--- Begin DATA ROWS ---

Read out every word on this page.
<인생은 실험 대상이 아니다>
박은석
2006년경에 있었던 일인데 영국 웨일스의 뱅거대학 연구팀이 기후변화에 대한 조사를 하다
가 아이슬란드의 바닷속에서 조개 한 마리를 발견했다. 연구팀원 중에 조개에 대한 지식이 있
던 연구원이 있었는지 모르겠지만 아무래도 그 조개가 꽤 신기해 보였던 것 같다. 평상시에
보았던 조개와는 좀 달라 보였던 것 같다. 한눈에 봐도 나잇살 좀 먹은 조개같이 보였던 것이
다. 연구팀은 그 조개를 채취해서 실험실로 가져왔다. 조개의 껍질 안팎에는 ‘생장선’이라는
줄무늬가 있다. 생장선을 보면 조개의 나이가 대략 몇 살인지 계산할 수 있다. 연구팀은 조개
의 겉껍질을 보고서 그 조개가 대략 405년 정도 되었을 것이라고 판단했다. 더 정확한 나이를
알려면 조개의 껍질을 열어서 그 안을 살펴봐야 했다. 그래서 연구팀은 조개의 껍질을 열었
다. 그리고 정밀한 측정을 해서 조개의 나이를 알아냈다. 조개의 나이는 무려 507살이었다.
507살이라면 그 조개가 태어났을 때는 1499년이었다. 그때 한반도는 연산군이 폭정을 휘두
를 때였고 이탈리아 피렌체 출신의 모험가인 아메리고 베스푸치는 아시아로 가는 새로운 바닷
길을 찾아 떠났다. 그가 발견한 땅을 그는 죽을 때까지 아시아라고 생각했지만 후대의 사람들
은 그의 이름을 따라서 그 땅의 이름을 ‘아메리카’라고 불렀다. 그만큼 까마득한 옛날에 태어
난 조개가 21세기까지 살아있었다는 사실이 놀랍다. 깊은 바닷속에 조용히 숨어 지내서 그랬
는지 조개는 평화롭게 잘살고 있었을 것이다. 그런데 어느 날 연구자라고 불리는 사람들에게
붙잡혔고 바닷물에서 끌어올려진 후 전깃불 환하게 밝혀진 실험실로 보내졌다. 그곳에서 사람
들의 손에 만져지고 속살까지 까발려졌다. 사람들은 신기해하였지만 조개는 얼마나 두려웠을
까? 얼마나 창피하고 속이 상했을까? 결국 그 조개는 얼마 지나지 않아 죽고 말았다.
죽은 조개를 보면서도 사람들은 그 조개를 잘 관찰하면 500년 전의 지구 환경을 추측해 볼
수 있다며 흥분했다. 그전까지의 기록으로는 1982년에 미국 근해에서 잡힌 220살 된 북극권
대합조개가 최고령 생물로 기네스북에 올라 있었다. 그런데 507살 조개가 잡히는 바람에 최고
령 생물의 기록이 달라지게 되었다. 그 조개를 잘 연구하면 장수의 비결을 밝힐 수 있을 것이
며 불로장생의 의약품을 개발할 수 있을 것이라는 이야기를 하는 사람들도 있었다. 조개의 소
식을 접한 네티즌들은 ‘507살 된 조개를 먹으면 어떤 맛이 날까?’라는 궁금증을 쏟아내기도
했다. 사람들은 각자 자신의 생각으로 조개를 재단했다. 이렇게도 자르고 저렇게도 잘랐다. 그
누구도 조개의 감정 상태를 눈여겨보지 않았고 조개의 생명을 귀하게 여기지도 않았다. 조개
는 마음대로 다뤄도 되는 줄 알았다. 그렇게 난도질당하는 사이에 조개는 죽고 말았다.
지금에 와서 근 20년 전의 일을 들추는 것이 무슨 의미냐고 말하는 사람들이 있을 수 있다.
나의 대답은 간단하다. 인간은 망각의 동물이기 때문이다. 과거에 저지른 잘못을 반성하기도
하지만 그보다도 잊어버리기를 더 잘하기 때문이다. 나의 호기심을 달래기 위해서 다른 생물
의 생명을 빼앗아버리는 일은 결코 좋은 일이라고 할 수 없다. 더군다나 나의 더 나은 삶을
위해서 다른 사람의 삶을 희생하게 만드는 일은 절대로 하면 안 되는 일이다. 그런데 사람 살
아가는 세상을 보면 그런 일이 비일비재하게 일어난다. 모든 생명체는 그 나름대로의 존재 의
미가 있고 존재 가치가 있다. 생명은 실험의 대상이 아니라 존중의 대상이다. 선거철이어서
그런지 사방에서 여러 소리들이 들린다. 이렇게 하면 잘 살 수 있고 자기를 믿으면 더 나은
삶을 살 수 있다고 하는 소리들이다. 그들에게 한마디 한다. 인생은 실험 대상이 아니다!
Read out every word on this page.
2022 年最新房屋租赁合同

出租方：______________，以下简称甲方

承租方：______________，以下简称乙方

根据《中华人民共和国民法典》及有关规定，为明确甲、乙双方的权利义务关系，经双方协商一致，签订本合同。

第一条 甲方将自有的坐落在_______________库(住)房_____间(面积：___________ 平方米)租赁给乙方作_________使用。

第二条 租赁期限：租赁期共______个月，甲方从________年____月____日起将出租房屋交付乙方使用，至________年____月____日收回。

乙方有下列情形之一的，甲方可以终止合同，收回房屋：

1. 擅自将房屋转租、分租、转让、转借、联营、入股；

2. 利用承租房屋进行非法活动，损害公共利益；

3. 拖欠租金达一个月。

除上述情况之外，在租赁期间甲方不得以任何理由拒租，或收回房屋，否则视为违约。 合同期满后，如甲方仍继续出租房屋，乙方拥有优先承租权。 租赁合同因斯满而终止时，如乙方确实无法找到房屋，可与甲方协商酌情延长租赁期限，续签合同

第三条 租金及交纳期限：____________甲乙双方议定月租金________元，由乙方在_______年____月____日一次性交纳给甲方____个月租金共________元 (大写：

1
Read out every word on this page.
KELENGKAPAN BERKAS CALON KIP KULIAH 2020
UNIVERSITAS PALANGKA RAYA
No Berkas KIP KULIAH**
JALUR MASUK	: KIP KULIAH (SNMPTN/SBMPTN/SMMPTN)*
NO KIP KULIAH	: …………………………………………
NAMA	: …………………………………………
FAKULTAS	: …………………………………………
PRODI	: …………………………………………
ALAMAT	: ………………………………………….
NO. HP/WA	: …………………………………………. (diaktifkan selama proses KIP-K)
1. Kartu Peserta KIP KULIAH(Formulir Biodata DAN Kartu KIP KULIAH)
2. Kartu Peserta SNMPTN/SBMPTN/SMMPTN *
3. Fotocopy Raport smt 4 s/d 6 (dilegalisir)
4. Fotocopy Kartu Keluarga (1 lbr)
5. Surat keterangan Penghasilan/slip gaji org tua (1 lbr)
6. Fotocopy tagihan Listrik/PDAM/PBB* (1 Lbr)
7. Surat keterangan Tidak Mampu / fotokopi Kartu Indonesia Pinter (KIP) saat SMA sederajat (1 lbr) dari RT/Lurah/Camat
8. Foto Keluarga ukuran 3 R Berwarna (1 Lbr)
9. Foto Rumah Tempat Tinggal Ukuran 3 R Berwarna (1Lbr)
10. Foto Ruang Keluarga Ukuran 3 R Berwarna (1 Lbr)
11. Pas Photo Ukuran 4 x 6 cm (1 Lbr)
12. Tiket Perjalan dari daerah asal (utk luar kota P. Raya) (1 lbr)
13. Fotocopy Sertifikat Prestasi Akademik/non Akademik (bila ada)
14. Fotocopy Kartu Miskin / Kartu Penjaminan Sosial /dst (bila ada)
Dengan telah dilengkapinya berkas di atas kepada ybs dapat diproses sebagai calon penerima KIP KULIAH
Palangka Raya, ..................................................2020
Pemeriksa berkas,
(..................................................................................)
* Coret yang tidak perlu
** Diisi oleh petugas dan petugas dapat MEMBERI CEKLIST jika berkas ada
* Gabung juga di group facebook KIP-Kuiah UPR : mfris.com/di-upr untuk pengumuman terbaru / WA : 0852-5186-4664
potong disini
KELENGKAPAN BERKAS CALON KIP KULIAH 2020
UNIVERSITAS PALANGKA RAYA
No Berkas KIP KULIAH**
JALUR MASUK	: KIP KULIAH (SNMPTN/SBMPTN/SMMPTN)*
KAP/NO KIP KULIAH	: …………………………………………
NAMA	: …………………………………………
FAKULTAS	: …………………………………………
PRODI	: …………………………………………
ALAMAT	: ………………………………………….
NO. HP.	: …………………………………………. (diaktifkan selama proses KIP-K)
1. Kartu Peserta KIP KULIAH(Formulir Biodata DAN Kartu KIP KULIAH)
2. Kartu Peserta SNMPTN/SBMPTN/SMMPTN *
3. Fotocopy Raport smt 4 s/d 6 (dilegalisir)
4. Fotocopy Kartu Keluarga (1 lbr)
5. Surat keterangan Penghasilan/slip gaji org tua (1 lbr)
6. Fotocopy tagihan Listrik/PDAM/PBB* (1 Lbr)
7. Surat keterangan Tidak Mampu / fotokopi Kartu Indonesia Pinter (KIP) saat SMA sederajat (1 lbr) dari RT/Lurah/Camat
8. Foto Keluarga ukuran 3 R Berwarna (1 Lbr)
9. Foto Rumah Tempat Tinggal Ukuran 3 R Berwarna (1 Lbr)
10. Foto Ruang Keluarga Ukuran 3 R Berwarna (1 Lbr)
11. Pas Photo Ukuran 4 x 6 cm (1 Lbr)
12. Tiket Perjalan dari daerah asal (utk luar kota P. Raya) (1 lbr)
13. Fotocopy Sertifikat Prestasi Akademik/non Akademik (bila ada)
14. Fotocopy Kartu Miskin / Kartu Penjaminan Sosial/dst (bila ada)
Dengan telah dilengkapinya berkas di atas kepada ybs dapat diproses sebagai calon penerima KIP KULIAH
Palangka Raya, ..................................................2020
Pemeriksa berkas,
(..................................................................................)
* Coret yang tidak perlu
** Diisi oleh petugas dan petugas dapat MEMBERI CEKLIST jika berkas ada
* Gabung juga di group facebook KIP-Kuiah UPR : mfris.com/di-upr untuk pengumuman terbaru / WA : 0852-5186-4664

--- End DATA ROWS ---

■ **GOAL**
Count the lines in the entries above that include the string "Miskin", then give only that figure.

■ **RESULT BELOW**
2